───── RECORDS TO PROCESS

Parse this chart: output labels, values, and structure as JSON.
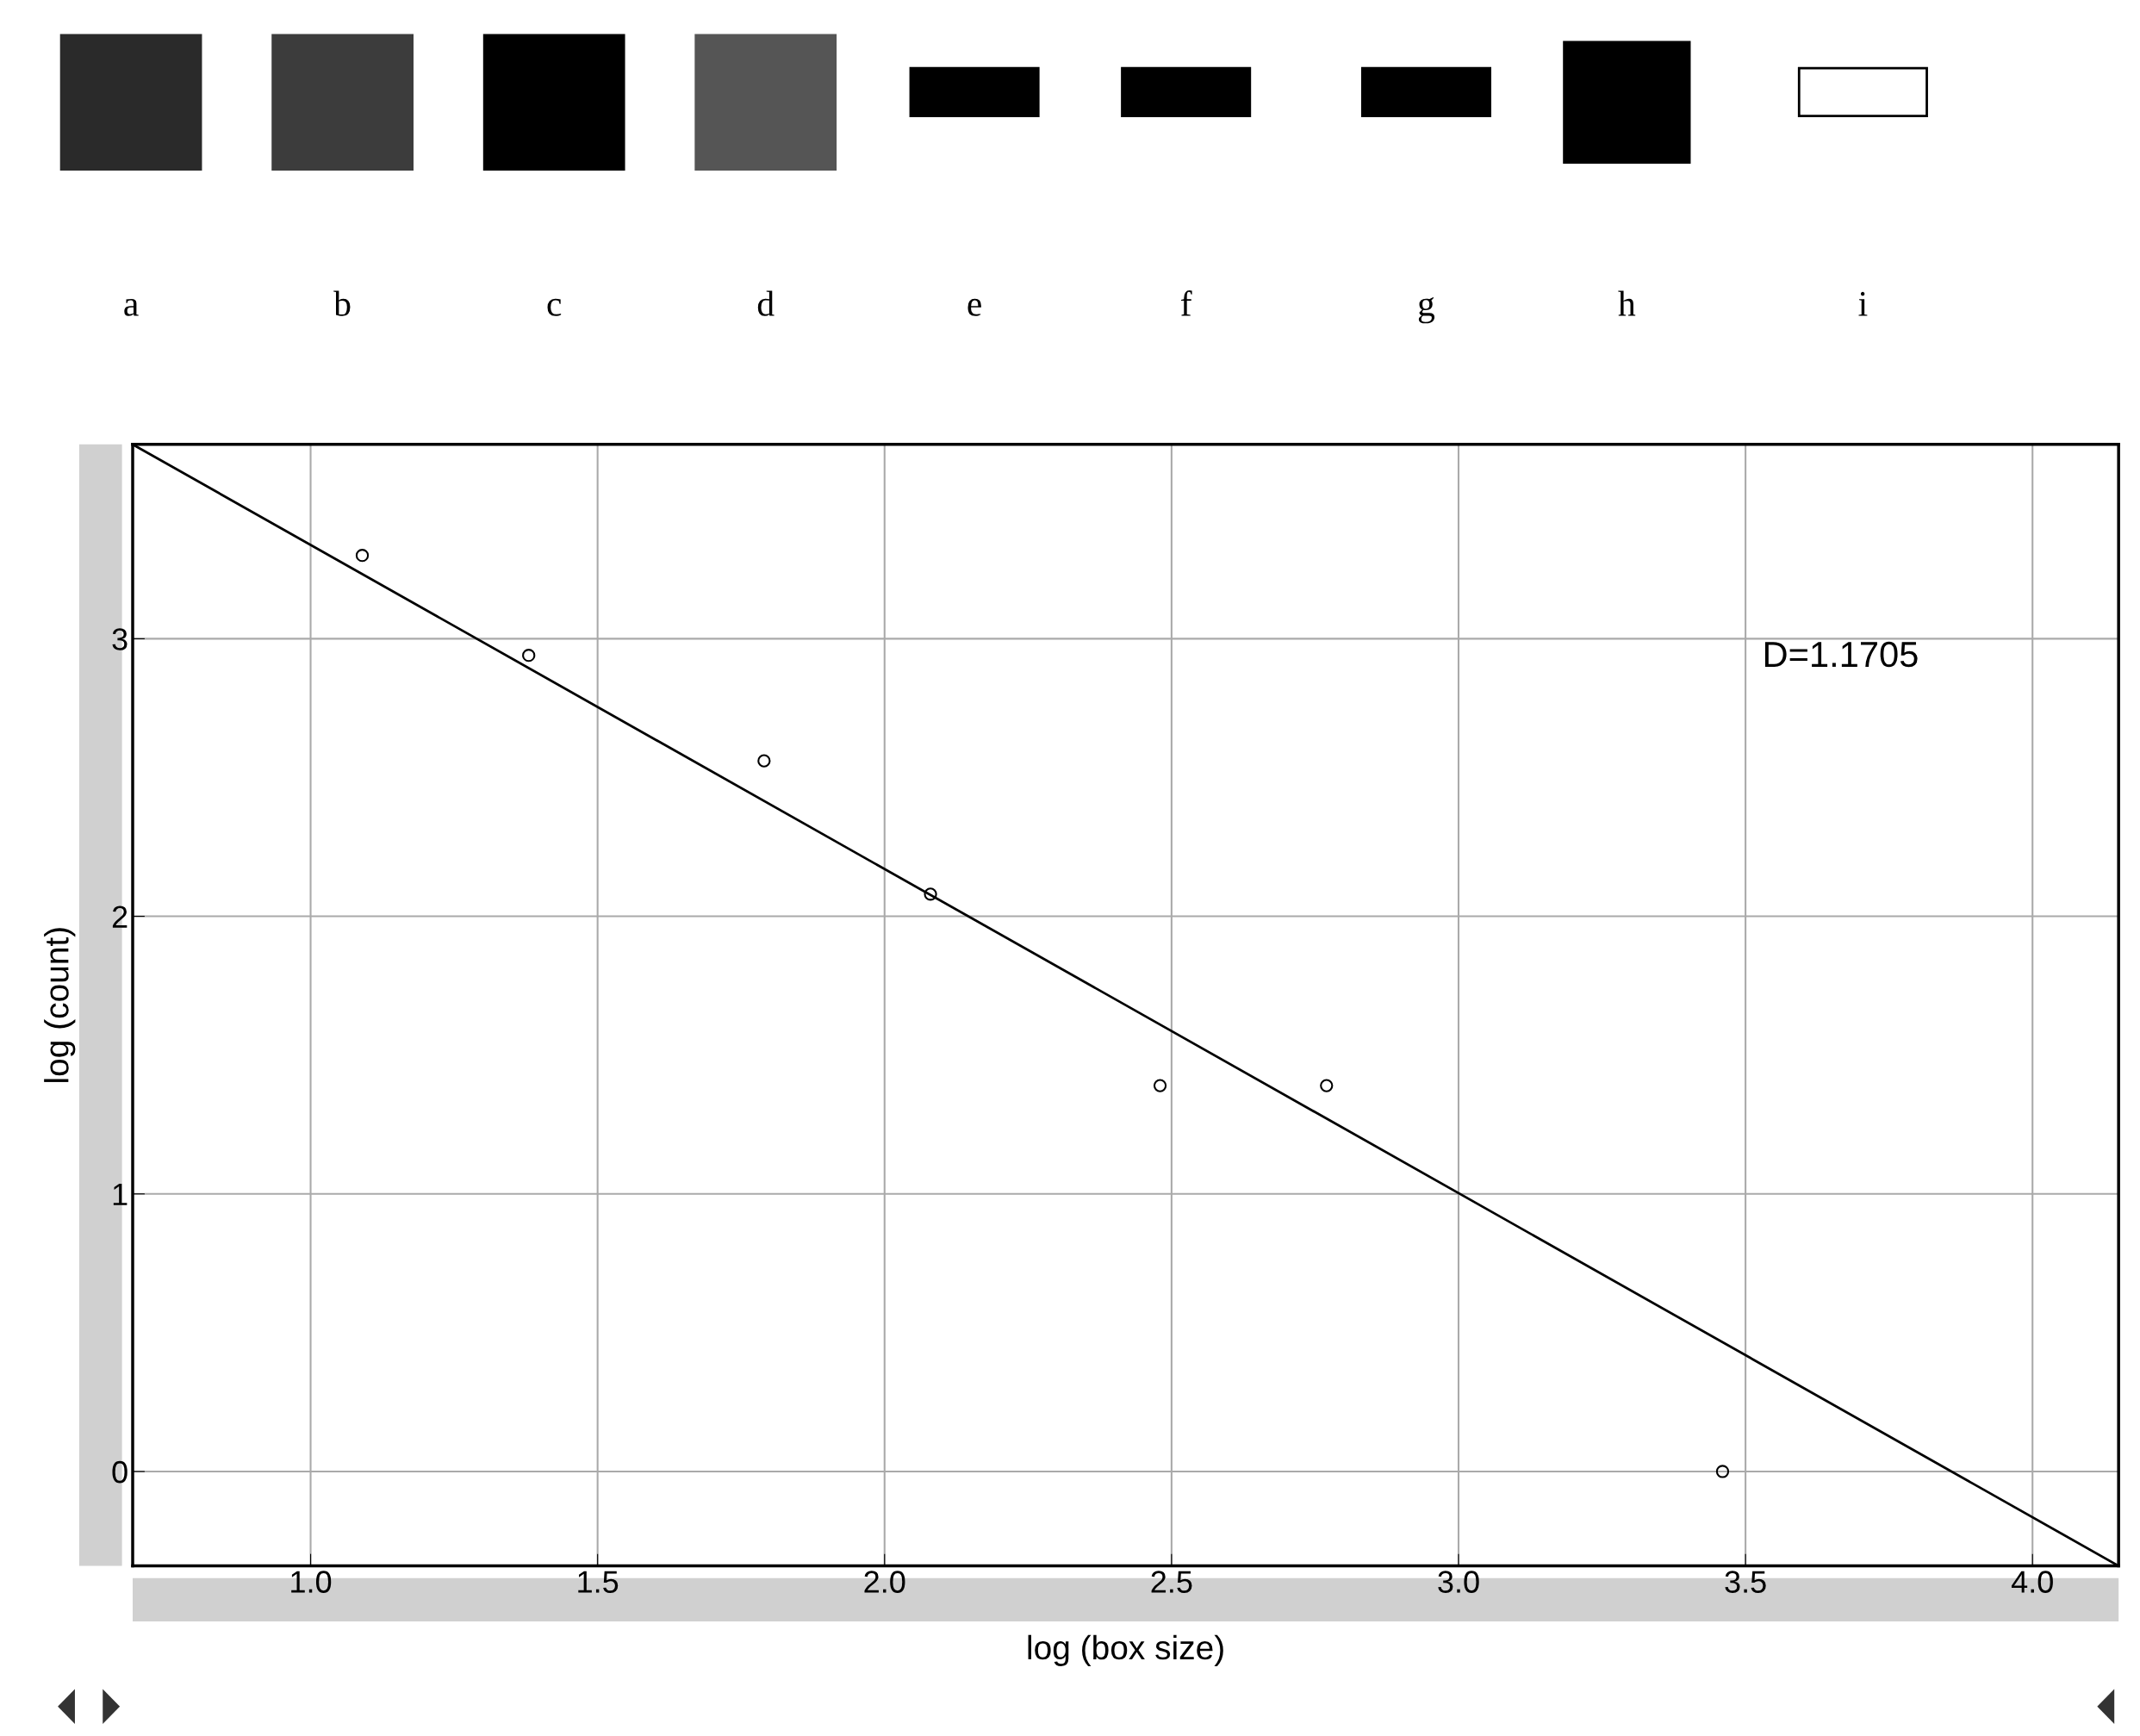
{
  "chart_data": {
    "type": "scatter",
    "xlabel": "log (box size)",
    "ylabel": "log (count)",
    "series": [
      {
        "marker": "circle",
        "color": "#000000",
        "x": [
          1.09,
          1.38,
          1.79,
          2.08,
          2.48,
          2.77,
          3.46
        ],
        "values": [
          3.3,
          2.94,
          2.56,
          2.08,
          1.39,
          1.39,
          0.0
        ]
      },
      {
        "type": "line",
        "color": "#000000",
        "x": [
          0.69,
          4.15
        ],
        "values": [
          3.7,
          -0.34
        ]
      }
    ],
    "xlim": [
      0.69,
      4.15
    ],
    "ylim": [
      -0.34,
      3.7
    ],
    "xticks": [
      {
        "value": 1,
        "label": "1.0"
      },
      1.5,
      {
        "value": 2,
        "label": "2.0"
      },
      2.5,
      {
        "value": 3,
        "label": "3.0"
      },
      3.5,
      {
        "value": 4,
        "label": "4.0"
      }
    ],
    "yticks": [
      0,
      1,
      2,
      3
    ],
    "grid": true,
    "annotations": [
      "a",
      "b",
      "c",
      "d",
      "e",
      "f",
      "g",
      "h",
      "i",
      "D=1.1705"
    ]
  }
}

──────────

= SHORT PROBLEM =
Transcribe the complete set of entries verbatim. No pictures belong in the copy.

= FINAL RESULT =
Parse this chart: output labels, values, and structure as JSON.
{
  "chart_data": {
    "type": "scatter",
    "xlabel": "log (box size)",
    "ylabel": "log (count)",
    "series": [
      {
        "marker": "circle",
        "color": "#000000",
        "x": [
          1.09,
          1.38,
          1.79,
          2.08,
          2.48,
          2.77,
          3.46
        ],
        "values": [
          3.3,
          2.94,
          2.56,
          2.08,
          1.39,
          1.39,
          0.0
        ]
      },
      {
        "type": "line",
        "color": "#000000",
        "x": [
          0.69,
          4.15
        ],
        "values": [
          3.7,
          -0.34
        ]
      }
    ],
    "xlim": [
      0.69,
      4.15
    ],
    "ylim": [
      -0.34,
      3.7
    ],
    "xticks": [
      {
        "value": 1,
        "label": "1.0"
      },
      1.5,
      {
        "value": 2,
        "label": "2.0"
      },
      2.5,
      {
        "value": 3,
        "label": "3.0"
      },
      3.5,
      {
        "value": 4,
        "label": "4.0"
      }
    ],
    "yticks": [
      0,
      1,
      2,
      3
    ],
    "grid": true,
    "annotations": [
      "a",
      "b",
      "c",
      "d",
      "e",
      "f",
      "g",
      "h",
      "i",
      "D=1.1705"
    ]
  }
}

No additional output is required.